Available records:
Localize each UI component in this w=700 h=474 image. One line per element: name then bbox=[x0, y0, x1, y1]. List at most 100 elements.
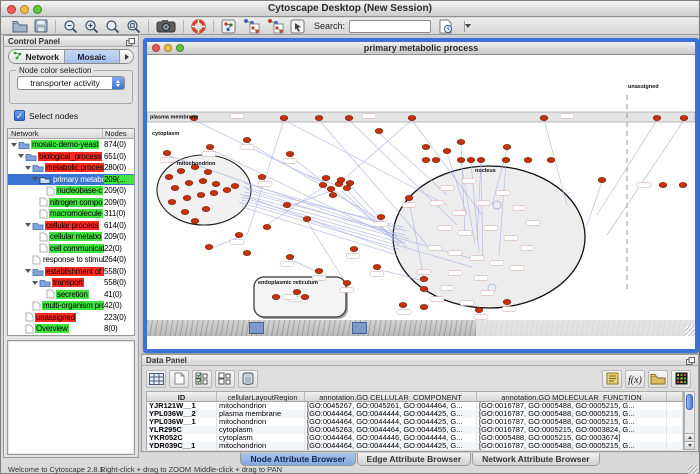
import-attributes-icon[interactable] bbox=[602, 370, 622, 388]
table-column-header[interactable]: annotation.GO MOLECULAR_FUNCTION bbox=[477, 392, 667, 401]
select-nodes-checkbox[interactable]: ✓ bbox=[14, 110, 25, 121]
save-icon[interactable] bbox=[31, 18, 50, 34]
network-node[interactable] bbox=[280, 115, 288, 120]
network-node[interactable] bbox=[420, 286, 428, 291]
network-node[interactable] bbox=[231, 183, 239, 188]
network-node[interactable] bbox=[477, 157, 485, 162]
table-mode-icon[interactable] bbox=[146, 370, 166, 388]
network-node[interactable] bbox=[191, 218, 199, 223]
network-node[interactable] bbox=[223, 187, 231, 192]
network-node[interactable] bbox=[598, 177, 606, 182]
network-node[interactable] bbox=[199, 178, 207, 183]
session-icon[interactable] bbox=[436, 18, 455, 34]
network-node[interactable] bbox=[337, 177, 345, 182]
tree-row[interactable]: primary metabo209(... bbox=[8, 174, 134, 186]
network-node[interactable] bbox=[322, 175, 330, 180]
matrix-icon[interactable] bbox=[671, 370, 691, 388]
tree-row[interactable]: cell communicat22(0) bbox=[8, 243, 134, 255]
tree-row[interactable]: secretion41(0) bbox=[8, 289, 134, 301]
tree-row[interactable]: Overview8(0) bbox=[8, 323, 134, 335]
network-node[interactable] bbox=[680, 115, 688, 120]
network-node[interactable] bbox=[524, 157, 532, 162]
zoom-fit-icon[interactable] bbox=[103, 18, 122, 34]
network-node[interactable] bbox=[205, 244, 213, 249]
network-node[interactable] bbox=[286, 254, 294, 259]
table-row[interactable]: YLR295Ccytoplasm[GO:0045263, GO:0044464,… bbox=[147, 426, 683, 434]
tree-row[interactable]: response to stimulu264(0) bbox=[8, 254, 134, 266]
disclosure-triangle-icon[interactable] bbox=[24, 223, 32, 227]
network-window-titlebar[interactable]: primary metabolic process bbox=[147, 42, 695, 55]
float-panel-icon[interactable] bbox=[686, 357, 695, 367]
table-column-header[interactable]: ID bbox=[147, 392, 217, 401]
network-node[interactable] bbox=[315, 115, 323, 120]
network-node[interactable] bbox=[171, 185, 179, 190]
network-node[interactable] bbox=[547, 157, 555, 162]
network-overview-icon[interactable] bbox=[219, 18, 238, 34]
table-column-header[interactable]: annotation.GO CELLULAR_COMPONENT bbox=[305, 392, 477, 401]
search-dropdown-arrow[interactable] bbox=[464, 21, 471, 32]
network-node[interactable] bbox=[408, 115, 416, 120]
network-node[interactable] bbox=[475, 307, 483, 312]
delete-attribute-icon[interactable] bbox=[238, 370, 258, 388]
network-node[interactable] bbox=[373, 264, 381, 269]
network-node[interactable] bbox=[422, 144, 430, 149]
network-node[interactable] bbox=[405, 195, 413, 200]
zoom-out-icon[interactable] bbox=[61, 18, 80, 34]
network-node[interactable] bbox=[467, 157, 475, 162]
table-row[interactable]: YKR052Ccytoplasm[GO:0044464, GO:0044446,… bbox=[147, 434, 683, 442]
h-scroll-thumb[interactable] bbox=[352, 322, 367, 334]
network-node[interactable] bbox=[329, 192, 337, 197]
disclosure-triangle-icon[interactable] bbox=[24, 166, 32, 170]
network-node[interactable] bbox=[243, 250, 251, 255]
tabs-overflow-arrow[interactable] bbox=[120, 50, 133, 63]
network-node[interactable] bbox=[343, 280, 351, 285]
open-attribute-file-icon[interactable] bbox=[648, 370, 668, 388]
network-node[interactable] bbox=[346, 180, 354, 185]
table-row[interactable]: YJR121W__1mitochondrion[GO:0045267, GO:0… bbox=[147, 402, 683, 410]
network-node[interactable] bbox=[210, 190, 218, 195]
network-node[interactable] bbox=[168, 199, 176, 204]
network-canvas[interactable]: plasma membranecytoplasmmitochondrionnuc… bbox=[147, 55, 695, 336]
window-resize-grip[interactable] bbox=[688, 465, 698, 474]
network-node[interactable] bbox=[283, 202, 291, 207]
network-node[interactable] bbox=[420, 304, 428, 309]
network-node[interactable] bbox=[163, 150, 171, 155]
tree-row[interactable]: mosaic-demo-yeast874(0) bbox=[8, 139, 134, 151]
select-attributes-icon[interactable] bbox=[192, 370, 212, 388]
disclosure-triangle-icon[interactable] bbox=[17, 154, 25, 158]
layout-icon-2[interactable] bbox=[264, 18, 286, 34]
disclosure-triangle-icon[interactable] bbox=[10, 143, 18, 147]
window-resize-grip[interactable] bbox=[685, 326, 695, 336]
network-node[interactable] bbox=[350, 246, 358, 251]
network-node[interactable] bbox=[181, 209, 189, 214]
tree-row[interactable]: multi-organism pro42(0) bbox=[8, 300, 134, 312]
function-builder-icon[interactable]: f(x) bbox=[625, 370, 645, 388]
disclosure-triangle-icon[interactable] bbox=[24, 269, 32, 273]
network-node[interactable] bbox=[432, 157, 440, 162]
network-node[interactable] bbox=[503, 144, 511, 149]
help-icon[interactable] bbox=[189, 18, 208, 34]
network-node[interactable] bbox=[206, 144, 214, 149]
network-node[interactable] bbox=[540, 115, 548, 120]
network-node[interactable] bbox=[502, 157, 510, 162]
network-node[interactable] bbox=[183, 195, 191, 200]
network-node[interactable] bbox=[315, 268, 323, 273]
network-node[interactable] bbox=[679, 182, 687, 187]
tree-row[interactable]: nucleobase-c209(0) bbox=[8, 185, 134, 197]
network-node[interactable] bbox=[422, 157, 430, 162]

Short problem: Could you copy the lines above word for word, omitting any pictures?

Task response:
Localize each UI component in this w=700 h=474 image. One line per element: name then bbox=[x0, y0, x1, y1]. List at most 100 elements.
import-attributes-icon[interactable] bbox=[602, 370, 622, 388]
table-column-header[interactable]: annotation.GO MOLECULAR_FUNCTION bbox=[477, 392, 667, 401]
select-nodes-checkbox[interactable]: ✓ bbox=[14, 110, 25, 121]
save-icon[interactable] bbox=[31, 18, 50, 34]
network-node[interactable] bbox=[280, 115, 288, 120]
network-node[interactable] bbox=[420, 286, 428, 291]
network-node[interactable] bbox=[231, 183, 239, 188]
network-node[interactable] bbox=[477, 157, 485, 162]
table-mode-icon[interactable] bbox=[146, 370, 166, 388]
network-node[interactable] bbox=[191, 218, 199, 223]
network-node[interactable] bbox=[223, 187, 231, 192]
network-node[interactable] bbox=[598, 177, 606, 182]
network-node[interactable] bbox=[199, 178, 207, 183]
session-icon[interactable] bbox=[436, 18, 455, 34]
network-node[interactable] bbox=[337, 177, 345, 182]
tree-row[interactable]: primary metabo209(... bbox=[8, 174, 134, 186]
network-node[interactable] bbox=[322, 175, 330, 180]
matrix-icon[interactable] bbox=[671, 370, 691, 388]
tree-row[interactable]: cell communicat22(0) bbox=[8, 243, 134, 255]
tree-row[interactable]: secretion41(0) bbox=[8, 289, 134, 301]
tree-row[interactable]: Overview8(0) bbox=[8, 323, 134, 335]
network-node[interactable] bbox=[680, 115, 688, 120]
network-node[interactable] bbox=[524, 157, 532, 162]
zoom-fit-icon[interactable] bbox=[103, 18, 122, 34]
network-node[interactable] bbox=[205, 244, 213, 249]
network-node[interactable] bbox=[286, 254, 294, 259]
table-row[interactable]: YLR295Ccytoplasm[GO:0045263, GO:0044464,… bbox=[147, 426, 683, 434]
tree-row[interactable]: response to stimulu264(0) bbox=[8, 254, 134, 266]
disclosure-triangle-icon[interactable] bbox=[24, 223, 32, 227]
network-window-titlebar[interactable]: primary metabolic process bbox=[147, 42, 695, 55]
float-panel-icon[interactable] bbox=[686, 357, 695, 367]
table-column-header[interactable]: ID bbox=[147, 392, 217, 401]
network-node[interactable] bbox=[315, 115, 323, 120]
network-node[interactable] bbox=[171, 185, 179, 190]
network-node[interactable] bbox=[547, 157, 555, 162]
network-overview-icon[interactable] bbox=[219, 18, 238, 34]
table-column-header[interactable]: annotation.GO CELLULAR_COMPONENT bbox=[305, 392, 477, 401]
search-dropdown-arrow[interactable] bbox=[464, 21, 471, 32]
network-node[interactable] bbox=[408, 115, 416, 120]
network-node[interactable] bbox=[475, 307, 483, 312]
delete-attribute-icon[interactable] bbox=[238, 370, 258, 388]
network-node[interactable] bbox=[373, 264, 381, 269]
network-node[interactable] bbox=[422, 144, 430, 149]
network-node[interactable] bbox=[405, 195, 413, 200]
zoom-out-icon[interactable] bbox=[61, 18, 80, 34]
network-node[interactable] bbox=[467, 157, 475, 162]
table-row[interactable]: YKR052Ccytoplasm[GO:0044464, GO:0044446,… bbox=[147, 434, 683, 442]
h-scroll-thumb[interactable] bbox=[352, 322, 367, 334]
network-node[interactable] bbox=[329, 192, 337, 197]
disclosure-triangle-icon[interactable] bbox=[24, 166, 32, 170]
network-node[interactable] bbox=[243, 250, 251, 255]
tabs-overflow-arrow[interactable] bbox=[120, 50, 133, 63]
network-node[interactable] bbox=[343, 280, 351, 285]
open-attribute-file-icon[interactable] bbox=[648, 370, 668, 388]
network-node[interactable] bbox=[346, 180, 354, 185]
table-row[interactable]: YJR121W__1mitochondrion[GO:0045267, GO:0… bbox=[147, 402, 683, 410]
network-node[interactable] bbox=[210, 190, 218, 195]
network-node[interactable] bbox=[168, 199, 176, 204]
network-canvas[interactable]: plasma membranecytoplasmmitochondrionnuc… bbox=[147, 55, 695, 336]
window-resize-grip[interactable] bbox=[688, 465, 698, 474]
network-node[interactable] bbox=[283, 202, 291, 207]
network-node[interactable] bbox=[420, 304, 428, 309]
network-node[interactable] bbox=[163, 150, 171, 155]
tree-row[interactable]: mosaic-demo-yeast874(0) bbox=[8, 139, 134, 151]
select-attributes-icon[interactable] bbox=[192, 370, 212, 388]
disclosure-triangle-icon[interactable] bbox=[17, 154, 25, 158]
layout-icon-2[interactable] bbox=[264, 18, 286, 34]
disclosure-triangle-icon[interactable] bbox=[10, 143, 18, 147]
window-resize-grip[interactable] bbox=[685, 326, 695, 336]
network-node[interactable] bbox=[350, 246, 358, 251]
network-node[interactable] bbox=[181, 209, 189, 214]
tree-row[interactable]: multi-organism pro42(0) bbox=[8, 300, 134, 312]
function-builder-icon[interactable]: f(x) bbox=[625, 370, 645, 388]
disclosure-triangle-icon[interactable] bbox=[24, 269, 32, 273]
network-node[interactable] bbox=[432, 157, 440, 162]
network-node[interactable] bbox=[503, 144, 511, 149]
help-icon[interactable] bbox=[189, 18, 208, 34]
network-node[interactable] bbox=[206, 144, 214, 149]
network-node[interactable] bbox=[540, 115, 548, 120]
network-node[interactable] bbox=[502, 157, 510, 162]
network-node[interactable] bbox=[183, 195, 191, 200]
network-node[interactable] bbox=[315, 268, 323, 273]
network-node[interactable] bbox=[679, 182, 687, 187]
tree-row[interactable]: nucleobase-c209(0) bbox=[8, 185, 134, 197]
network-node[interactable] bbox=[422, 157, 430, 162]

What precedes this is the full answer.